- Work instructions -
All of the data below should be written out exactly.

- Stored data -
* * * * * * *
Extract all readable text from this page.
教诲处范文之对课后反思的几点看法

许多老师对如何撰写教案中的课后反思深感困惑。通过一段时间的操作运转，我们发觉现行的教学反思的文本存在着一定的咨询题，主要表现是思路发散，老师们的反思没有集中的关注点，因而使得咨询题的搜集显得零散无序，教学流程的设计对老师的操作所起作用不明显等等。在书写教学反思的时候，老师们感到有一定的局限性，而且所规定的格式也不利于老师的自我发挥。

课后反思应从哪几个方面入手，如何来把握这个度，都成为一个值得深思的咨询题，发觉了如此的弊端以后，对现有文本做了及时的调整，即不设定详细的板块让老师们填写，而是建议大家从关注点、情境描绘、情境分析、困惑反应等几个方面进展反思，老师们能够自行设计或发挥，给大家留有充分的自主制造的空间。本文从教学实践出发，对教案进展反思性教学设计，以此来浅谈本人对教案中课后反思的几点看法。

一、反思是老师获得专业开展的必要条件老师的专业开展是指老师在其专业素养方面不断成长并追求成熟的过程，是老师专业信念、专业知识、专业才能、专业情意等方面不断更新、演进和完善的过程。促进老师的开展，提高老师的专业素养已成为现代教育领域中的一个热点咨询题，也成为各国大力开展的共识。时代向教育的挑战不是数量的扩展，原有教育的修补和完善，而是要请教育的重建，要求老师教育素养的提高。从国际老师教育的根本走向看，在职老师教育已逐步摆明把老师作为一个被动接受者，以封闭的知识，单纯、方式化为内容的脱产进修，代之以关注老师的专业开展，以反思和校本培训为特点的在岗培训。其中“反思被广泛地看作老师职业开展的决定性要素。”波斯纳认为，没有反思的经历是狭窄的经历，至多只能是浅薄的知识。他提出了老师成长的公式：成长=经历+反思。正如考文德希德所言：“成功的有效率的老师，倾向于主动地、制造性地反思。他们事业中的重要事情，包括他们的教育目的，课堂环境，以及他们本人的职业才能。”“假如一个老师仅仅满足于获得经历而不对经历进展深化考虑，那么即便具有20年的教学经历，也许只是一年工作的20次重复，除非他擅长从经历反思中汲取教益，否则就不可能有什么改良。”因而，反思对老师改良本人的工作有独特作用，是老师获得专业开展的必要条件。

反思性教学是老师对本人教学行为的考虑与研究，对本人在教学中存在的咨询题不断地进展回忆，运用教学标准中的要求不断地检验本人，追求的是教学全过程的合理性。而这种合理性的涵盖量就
* * * * * * *
- Answer for the task -
Extract all readable text from this page.
教诲处范文之对课后反思的几点看法

许多老师对如何撰写教案中的课后反思深感困惑。通过一段时间的操作运转，我们发觉现行的教学反思的文本存在着一定的咨询题，主要表现是思路发散，老师们的反思没有集中的关注点，因而使得咨询题的搜集显得零散无序，教学流程的设计对老师的操作所起作用不明显等等。在书写教学反思的时候，老师们感到有一定的局限性，而且所规定的格式也不利于老师的自我发挥。

课后反思应从哪几个方面入手，如何来把握这个度，都成为一个值得深思的咨询题，发觉了如此的弊端以后，对现有文本做了及时的调整，即不设定详细的板块让老师们填写，而是建议大家从关注点、情境描绘、情境分析、困惑反应等几个方面进展反思，老师们能够自行设计或发挥，给大家留有充分的自主制造的空间。本文从教学实践出发，对教案进展反思性教学设计，以此来浅谈本人对教案中课后反思的几点看法。

一、反思是老师获得专业开展的必要条件老师的专业开展是指老师在其专业素养方面不断成长并追求成熟的过程，是老师专业信念、专业知识、专业才能、专业情意等方面不断更新、演进和完善的过程。促进老师的开展，提高老师的专业素养已成为现代教育领域中的一个热点咨询题，也成为各国大力开展的共识。时代向教育的挑战不是数量的扩展，原有教育的修补和完善，而是要请教育的重建，要求老师教育素养的提高。从国际老师教育的根本走向看，在职老师教育已逐步摆明把老师作为一个被动接受者，以封闭的知识，单纯、方式化为内容的脱产进修，代之以关注老师的专业开展，以反思和校本培训为特点的在岗培训。其中“反思被广泛地看作老师职业开展的决定性要素。”波斯纳认为，没有反思的经历是狭窄的经历，至多只能是浅薄的知识。他提出了老师成长的公式：成长=经历+反思。正如考文德希德所言：“成功的有效率的老师，倾向于主动地、制造性地反思。他们事业中的重要事情，包括他们的教育目的，课堂环境，以及他们本人的职业才能。”“假如一个老师仅仅满足于获得经历而不对经历进展深化考虑，那么即便具有20年的教学经历，也许只是一年工作的20次重复，除非他擅长从经历反思中汲取教益，否则就不可能有什么改良。”因而，反思对老师改良本人的工作有独特作用，是老师获得专业开展的必要条件。

反思性教学是老师对本人教学行为的考虑与研究，对本人在教学中存在的咨询题不断地进展回忆，运用教学标准中的要求不断地检验本人，追求的是教学全过程的合理性。而这种合理性的涵盖量就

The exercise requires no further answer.